## START Provided records

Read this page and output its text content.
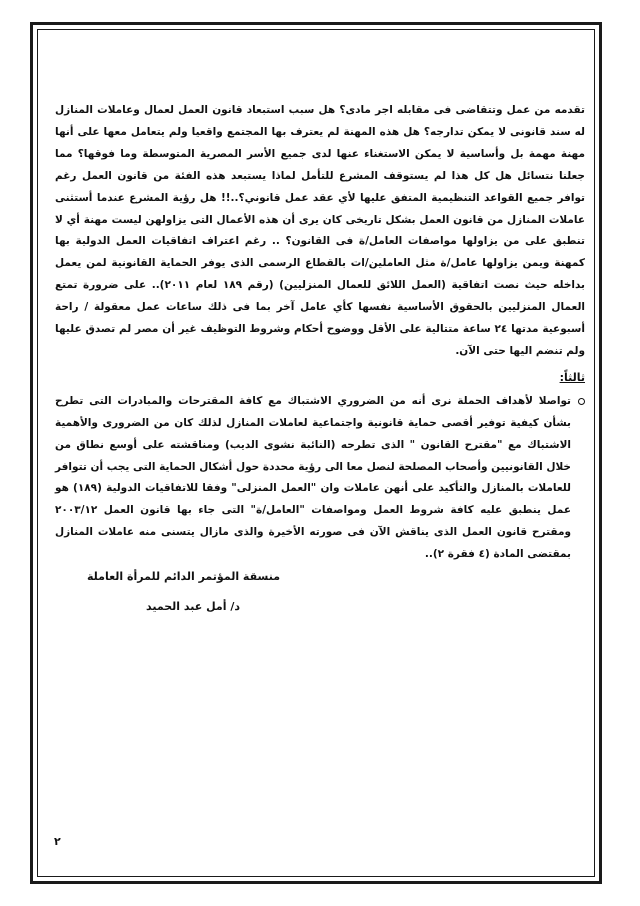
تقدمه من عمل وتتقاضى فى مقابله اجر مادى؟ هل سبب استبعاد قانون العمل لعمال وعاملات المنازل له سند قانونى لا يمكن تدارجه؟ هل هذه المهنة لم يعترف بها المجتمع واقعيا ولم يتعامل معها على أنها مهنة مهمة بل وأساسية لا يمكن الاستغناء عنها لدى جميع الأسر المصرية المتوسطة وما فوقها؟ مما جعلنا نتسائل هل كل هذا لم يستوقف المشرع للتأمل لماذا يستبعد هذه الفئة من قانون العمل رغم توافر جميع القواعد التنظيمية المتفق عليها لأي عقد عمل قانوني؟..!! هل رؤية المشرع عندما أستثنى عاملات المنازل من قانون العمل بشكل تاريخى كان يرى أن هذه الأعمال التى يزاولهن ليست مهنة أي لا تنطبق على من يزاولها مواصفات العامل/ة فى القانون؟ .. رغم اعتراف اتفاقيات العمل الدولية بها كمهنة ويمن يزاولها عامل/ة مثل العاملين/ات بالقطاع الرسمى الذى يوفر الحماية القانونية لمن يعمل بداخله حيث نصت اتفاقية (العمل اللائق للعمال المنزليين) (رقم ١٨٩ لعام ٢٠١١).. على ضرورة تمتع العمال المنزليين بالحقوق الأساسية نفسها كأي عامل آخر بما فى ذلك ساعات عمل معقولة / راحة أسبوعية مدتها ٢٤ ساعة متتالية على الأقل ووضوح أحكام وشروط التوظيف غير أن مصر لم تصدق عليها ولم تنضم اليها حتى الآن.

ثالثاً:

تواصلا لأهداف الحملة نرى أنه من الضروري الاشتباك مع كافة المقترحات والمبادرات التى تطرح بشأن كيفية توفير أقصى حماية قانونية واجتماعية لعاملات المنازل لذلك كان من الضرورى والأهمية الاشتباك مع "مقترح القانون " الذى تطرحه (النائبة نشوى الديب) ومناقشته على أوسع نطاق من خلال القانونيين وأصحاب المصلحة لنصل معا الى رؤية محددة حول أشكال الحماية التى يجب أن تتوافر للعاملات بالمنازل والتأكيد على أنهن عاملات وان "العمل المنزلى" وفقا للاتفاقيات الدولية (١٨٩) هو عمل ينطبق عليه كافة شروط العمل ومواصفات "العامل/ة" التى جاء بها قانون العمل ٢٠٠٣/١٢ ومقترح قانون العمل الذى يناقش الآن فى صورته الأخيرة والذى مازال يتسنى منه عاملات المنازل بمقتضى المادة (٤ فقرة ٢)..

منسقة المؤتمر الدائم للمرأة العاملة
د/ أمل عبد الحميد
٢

## END Provided records

Your copy should repeat each entry above exactly but contain no pictures.

> Result
Read this page and output its text content.
تقدمه من عمل وتتقاضى فى مقابله اجر مادى؟ هل سبب استبعاد قانون العمل لعمال وعاملات المنازل له سند قانونى لا يمكن تدارجه؟ هل هذه المهنة لم يعترف بها المجتمع واقعيا ولم يتعامل معها على أنها مهنة مهمة بل وأساسية لا يمكن الاستغناء عنها لدى جميع الأسر المصرية المتوسطة وما فوقها؟ مما جعلنا نتسائل هل كل هذا لم يستوقف المشرع للتأمل لماذا يستبعد هذه الفئة من قانون العمل رغم توافر جميع القواعد التنظيمية المتفق عليها لأي عقد عمل قانوني؟..!! هل رؤية المشرع عندما أستثنى عاملات المنازل من قانون العمل بشكل تاريخى كان يرى أن هذه الأعمال التى يزاولهن ليست مهنة أي لا تنطبق على من يزاولها مواصفات العامل/ة فى القانون؟ .. رغم اعتراف اتفاقيات العمل الدولية بها كمهنة ويمن يزاولها عامل/ة مثل العاملين/ات بالقطاع الرسمى الذى يوفر الحماية القانونية لمن يعمل بداخله حيث نصت اتفاقية (العمل اللائق للعمال المنزليين) (رقم ١٨٩ لعام ٢٠١١).. على ضرورة تمتع العمال المنزليين بالحقوق الأساسية نفسها كأي عامل آخر بما فى ذلك ساعات عمل معقولة / راحة أسبوعية مدتها ٢٤ ساعة متتالية على الأقل ووضوح أحكام وشروط التوظيف غير أن مصر لم تصدق عليها ولم تنضم اليها حتى الآن.

ثالثاً:

تواصلا لأهداف الحملة نرى أنه من الضروري الاشتباك مع كافة المقترحات والمبادرات التى تطرح بشأن كيفية توفير أقصى حماية قانونية واجتماعية لعاملات المنازل لذلك كان من الضرورى والأهمية الاشتباك مع "مقترح القانون " الذى تطرحه (النائبة نشوى الديب) ومناقشته على أوسع نطاق من خلال القانونيين وأصحاب المصلحة لنصل معا الى رؤية محددة حول أشكال الحماية التى يجب أن تتوافر للعاملات بالمنازل والتأكيد على أنهن عاملات وان "العمل المنزلى" وفقا للاتفاقيات الدولية (١٨٩) هو عمل ينطبق عليه كافة شروط العمل ومواصفات "العامل/ة" التى جاء بها قانون العمل ٢٠٠٣/١٢ ومقترح قانون العمل الذى يناقش الآن فى صورته الأخيرة والذى مازال يتسنى منه عاملات المنازل بمقتضى المادة (٤ فقرة ٢)..

منسقة المؤتمر الدائم للمرأة العاملة
د/ أمل عبد الحميد
٢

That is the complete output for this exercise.